Welcome to Japan’s pink and modern world of cherry blossoms. It is impossible to think of springtime Japan without an iconic image of a sea of cherry trees awash with perfect pink blooms instantly coming to mind.
When the blooms actually arrive (as confirmed by teams of meticulous cherry blossom officials), it is time to indulge in one of the nation’s all-time favourite pastimes – hanami, which literally translates as “looking as flowers” and refers to flower appreciation picnics under the blooms.
Why so popular?
The flowers are deeply symbolic: their short-lived existence taps into a long-held appreciation of the beauty of the fleeting nature of life.
The blossoms also, quite literally, symbolise new beginnings, with April 1 being the first day of both the financial and academic year in Japan.

------------------------------------

▶ _OBJECTIVES_
1 - In the cherry blossom text, what date is the first day of both the financial and academic year in Japan?
2 - Translate this sentence from the cherry blossom text into Spanish: "The flowers are deeply symbolic: their short-lived existence taps into a long-held appreciation of the beauty of the fleeting nature of life."
3 - List each different word ending in "-ly" that appears in the cherry blossom text, counting a repeated word only once.

------------------------------------

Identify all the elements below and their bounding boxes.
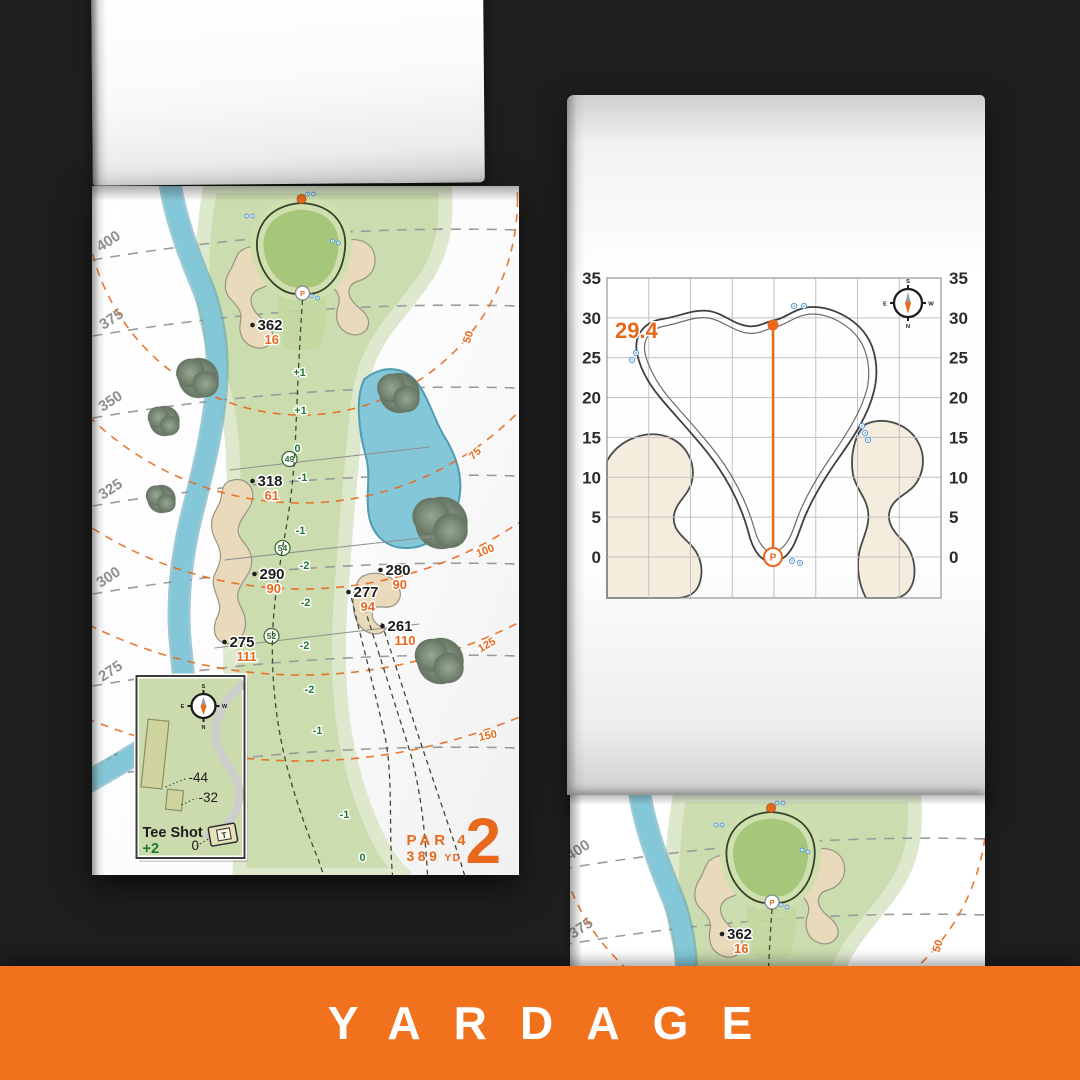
arc-label: 100	[475, 542, 497, 560]
slope-value: -2	[301, 597, 311, 609]
distance-label: 375	[96, 305, 126, 333]
distance-label: 375	[570, 914, 596, 942]
tick-value: 30	[949, 309, 968, 328]
sprinkler-icon	[337, 241, 341, 245]
sprinkler-icon	[312, 192, 316, 196]
yardage-book-photo: 4003753503253002752505075100125150P49545…	[0, 0, 1080, 1080]
carry-marker: 27794	[346, 584, 378, 614]
sub-value: 110	[395, 633, 416, 648]
svg-text:W: W	[928, 301, 934, 307]
distance-label: 350	[95, 387, 125, 415]
sprinkler-icon	[781, 801, 785, 805]
sprinkler-icon	[789, 558, 794, 563]
distance-label: 300	[93, 563, 123, 591]
inset-title: Tee Shot	[143, 825, 203, 841]
arc-label: 75	[467, 445, 484, 462]
svg-text:N: N	[202, 725, 206, 731]
tick-value: 10	[582, 468, 601, 487]
pin-dot	[767, 804, 776, 813]
par-label: PAR 4	[407, 832, 470, 849]
slope-value: +1	[293, 367, 306, 379]
pin-label: P	[769, 898, 774, 907]
tee-offset: -32	[199, 790, 219, 805]
tick-value: 25	[949, 349, 968, 368]
tree-icon	[176, 358, 219, 398]
width-value: 52	[267, 631, 277, 641]
slope-value: -1	[296, 525, 306, 537]
sprinkler-icon	[859, 423, 864, 428]
tree-icon	[148, 406, 180, 436]
tick-value: 0	[949, 548, 958, 567]
slope-value: -1	[340, 809, 350, 821]
yards-unit: YD	[445, 853, 462, 864]
sprinkler-icon	[791, 303, 796, 308]
sprinkler-icon	[245, 214, 249, 218]
inset-score: +2	[143, 841, 160, 857]
arc-label: 150	[478, 728, 498, 744]
bunker	[852, 421, 923, 598]
tick-value: 25	[582, 349, 601, 368]
sprinkler-icon	[316, 296, 320, 300]
tee-box	[165, 789, 183, 811]
green-detail-page: 3530252015105035302520151050P29.4SWNE	[567, 95, 985, 795]
sprinkler-icon	[800, 848, 804, 852]
sub-value: 90	[267, 581, 281, 596]
slope-value: -2	[300, 560, 310, 572]
hole-2-map: 4003753503253002752505075100125150P49545…	[92, 186, 519, 875]
slope-value: -1	[298, 472, 308, 484]
sprinkler-icon	[633, 350, 638, 355]
width-value: 49	[285, 454, 295, 464]
green-depth-chart: 3530252015105035302520151050P29.4SWNE	[567, 95, 985, 795]
tick-value: 5	[949, 508, 958, 527]
sprinkler-icon	[306, 192, 310, 196]
tick-value: 0	[592, 548, 601, 567]
sprinkler-icon	[714, 823, 718, 827]
pin-label: P	[770, 553, 777, 564]
axis-ticks-left: 35302520151050	[582, 269, 601, 567]
green-edge-outline	[644, 314, 868, 552]
sprinkler-icon	[779, 903, 783, 907]
slope-value: -2	[300, 640, 310, 652]
sub-value: 111	[237, 649, 257, 664]
distance-label: 275	[95, 657, 125, 685]
svg-text:S: S	[906, 279, 910, 285]
slope-value: 0	[359, 852, 365, 864]
sub-value: 94	[361, 599, 376, 614]
pin-label: P	[300, 289, 305, 298]
hole-info: PAR 4389YD2	[407, 805, 502, 875]
flipped-blank-page	[91, 0, 485, 186]
yards-value: 389	[407, 848, 441, 864]
distance-label: 325	[95, 475, 125, 503]
sub-value: 16	[265, 332, 279, 347]
tick-value: 35	[582, 269, 601, 288]
sub-value: 16	[734, 941, 748, 956]
tick-value: 10	[949, 468, 968, 487]
sub-value: 90	[393, 577, 407, 592]
slope-value: +1	[294, 405, 307, 417]
hole-map-page: 4003753503253002752505075100125150P49545…	[92, 186, 519, 875]
yardage-banner: YARDAGE	[0, 966, 1080, 1080]
sprinkler-icon	[251, 214, 255, 218]
tick-value: 15	[582, 428, 601, 447]
tick-value: 20	[949, 389, 968, 408]
slope-value: -2	[305, 684, 315, 696]
next-page-preview: 4003753503253002752505075100125150P49545…	[570, 795, 985, 966]
tick-value: 5	[592, 508, 601, 527]
svg-text:W: W	[222, 704, 228, 710]
front-dot	[768, 320, 779, 331]
green-bunkers	[607, 421, 923, 598]
hole-number: 2	[466, 805, 502, 875]
tick-value: 35	[949, 269, 968, 288]
axis-ticks-right: 35302520151050	[949, 269, 968, 567]
sprinkler-icon	[775, 801, 779, 805]
sprinkler-icon	[862, 430, 867, 435]
arc-label: 125	[476, 636, 498, 656]
sprinkler-icon	[865, 437, 870, 442]
banner-label: YARDAGE	[328, 996, 786, 1050]
arc-label: 50	[931, 938, 946, 953]
svg-text:N: N	[906, 324, 910, 330]
sprinkler-icon	[797, 560, 802, 565]
tee-marker-icon: T	[208, 823, 238, 846]
sprinkler-icon	[310, 294, 314, 298]
green-compass-icon: SWNE	[883, 279, 934, 330]
svg-text:E: E	[181, 704, 185, 710]
distance-label: 400	[570, 836, 593, 864]
sub-value: 61	[265, 488, 279, 503]
sprinkler-icon	[806, 850, 810, 854]
depth-value: 29.4	[615, 318, 659, 343]
sprinkler-icon	[331, 239, 335, 243]
tree-icon	[146, 485, 176, 513]
slope-value: 0	[294, 443, 300, 455]
tick-value: 30	[582, 309, 601, 328]
distance-label: 400	[93, 227, 123, 255]
hole-2-map-preview: 4003753503253002752505075100125150P49545…	[570, 795, 985, 966]
sprinkler-icon	[801, 303, 806, 308]
sprinkler-icon	[720, 823, 724, 827]
arc-label: 50	[461, 329, 476, 344]
tick-value: 15	[949, 428, 968, 447]
tee-offset: -44	[189, 770, 209, 785]
pin-dot	[297, 195, 306, 204]
bunker	[607, 434, 702, 598]
tree-icon	[415, 638, 464, 684]
slope-value: -1	[313, 725, 323, 737]
sprinkler-icon	[785, 905, 789, 909]
tee-shot-inset: -44-320TSWNETee Shot+2	[137, 676, 248, 862]
tick-value: 20	[582, 389, 601, 408]
svg-text:S: S	[202, 684, 206, 690]
sprinkler-icon	[629, 357, 634, 362]
svg-text:E: E	[883, 301, 887, 307]
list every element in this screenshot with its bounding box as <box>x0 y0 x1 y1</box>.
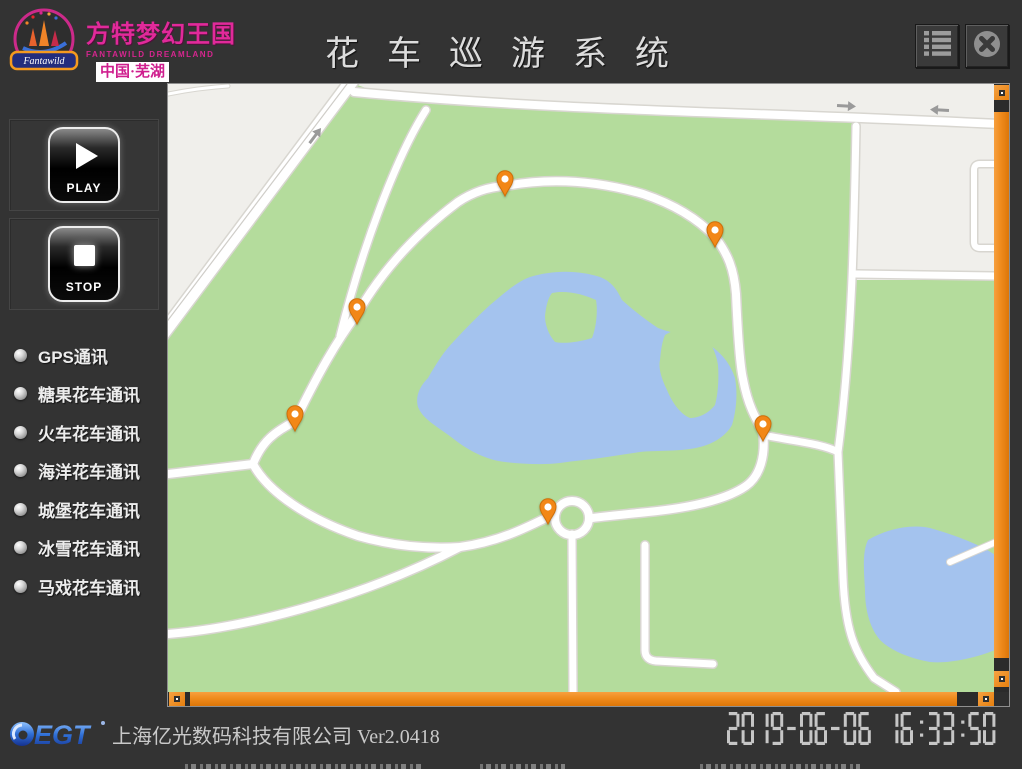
stop-icon <box>74 245 95 266</box>
status-led <box>14 426 27 439</box>
close-button[interactable] <box>965 24 1009 68</box>
egt-logo: EGT <box>8 714 108 754</box>
status-item-castle-float: 城堡花车通讯 <box>14 490 166 529</box>
status-led <box>14 503 27 516</box>
float-parade-window: Fantawild 方特梦幻王国 FANTAWILD DREAMLAND 中国·… <box>0 0 1022 769</box>
list-icon <box>924 31 951 61</box>
map-pin[interactable] <box>753 414 773 442</box>
stop-panel: STOP <box>9 218 159 310</box>
status-item-circus-float: 马戏花车通讯 <box>14 567 166 606</box>
play-panel: PLAY <box>9 119 159 211</box>
status-label: 火车花车通讯 <box>38 420 140 445</box>
map-pin[interactable] <box>347 297 367 325</box>
logo-banner-text: Fantawild <box>22 56 65 67</box>
status-label: 海洋花车通讯 <box>38 458 140 483</box>
stop-button-label: STOP <box>50 280 118 294</box>
map-pin[interactable] <box>538 497 558 525</box>
status-item-gps: GPS通讯 <box>14 336 166 375</box>
scroll-right-button[interactable] <box>978 692 994 706</box>
status-label: 城堡花车通讯 <box>38 497 140 522</box>
vertical-scrollbar[interactable] <box>994 84 1009 692</box>
scroll-left-button[interactable] <box>169 692 185 706</box>
status-label: GPS通讯 <box>38 343 108 368</box>
company-name: 上海亿光数码科技有限公司 <box>112 726 352 748</box>
status-item-train-float: 火车花车通讯 <box>14 413 166 452</box>
play-button[interactable]: PLAY <box>48 127 120 203</box>
brand-location-badge: 中国·芜湖 <box>96 62 169 82</box>
digital-clock <box>727 712 998 751</box>
page-title: 花车巡游系统 <box>180 26 842 75</box>
map-pin[interactable] <box>285 404 305 432</box>
status-item-candy-float: 糖果花车通讯 <box>14 375 166 414</box>
company-line: 上海亿光数码科技有限公司 Ver2.0418 <box>112 720 440 749</box>
clipped-bottom-text <box>480 764 565 769</box>
status-led <box>14 580 27 593</box>
comm-status-list: GPS通讯 糖果花车通讯 火车花车通讯 海洋花车通讯 城堡花车通讯 冰雪花车通讯… <box>14 336 166 606</box>
map-pin[interactable] <box>495 169 515 197</box>
vertical-scroll-thumb[interactable] <box>994 112 1009 658</box>
fantawild-logo: Fantawild <box>8 6 80 78</box>
stop-button[interactable]: STOP <box>48 226 120 302</box>
map-frame <box>167 83 1010 707</box>
close-icon <box>972 29 1002 64</box>
play-icon <box>76 143 98 169</box>
play-button-label: PLAY <box>50 181 118 195</box>
status-label: 糖果花车通讯 <box>38 381 140 406</box>
park-map[interactable] <box>168 84 994 692</box>
clipped-bottom-text <box>700 764 860 769</box>
status-led <box>14 541 27 554</box>
status-led <box>14 464 27 477</box>
map-pin[interactable] <box>705 220 725 248</box>
version-label: Ver2.0418 <box>357 726 440 748</box>
status-led <box>14 349 27 362</box>
park-map-svg <box>168 84 994 692</box>
scroll-up-button[interactable] <box>994 85 1009 100</box>
clipped-bottom-text <box>185 764 425 769</box>
egt-logo-text: EGT <box>34 720 92 750</box>
horizontal-scrollbar[interactable] <box>168 692 994 706</box>
horizontal-scroll-thumb[interactable] <box>190 692 957 706</box>
scroll-down-button[interactable] <box>994 671 1009 687</box>
status-label: 马戏花车通讯 <box>38 574 140 599</box>
status-label: 冰雪花车通讯 <box>38 535 140 560</box>
status-item-snow-float: 冰雪花车通讯 <box>14 529 166 568</box>
status-led <box>14 387 27 400</box>
menu-button[interactable] <box>915 24 959 68</box>
status-item-ocean-float: 海洋花车通讯 <box>14 452 166 491</box>
header-bar: Fantawild 方特梦幻王国 FANTAWILD DREAMLAND 中国·… <box>0 0 1022 84</box>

------------------------------------

▶ _ANSWERS TO THE TASKS_
1 - April 1

2 - Las flores son profundamente simbólicas: su existencia efímera conecta con una antigua apreciación de la belleza de la naturaleza fugaz de la vida.

3 - instantly, actually, literally, deeply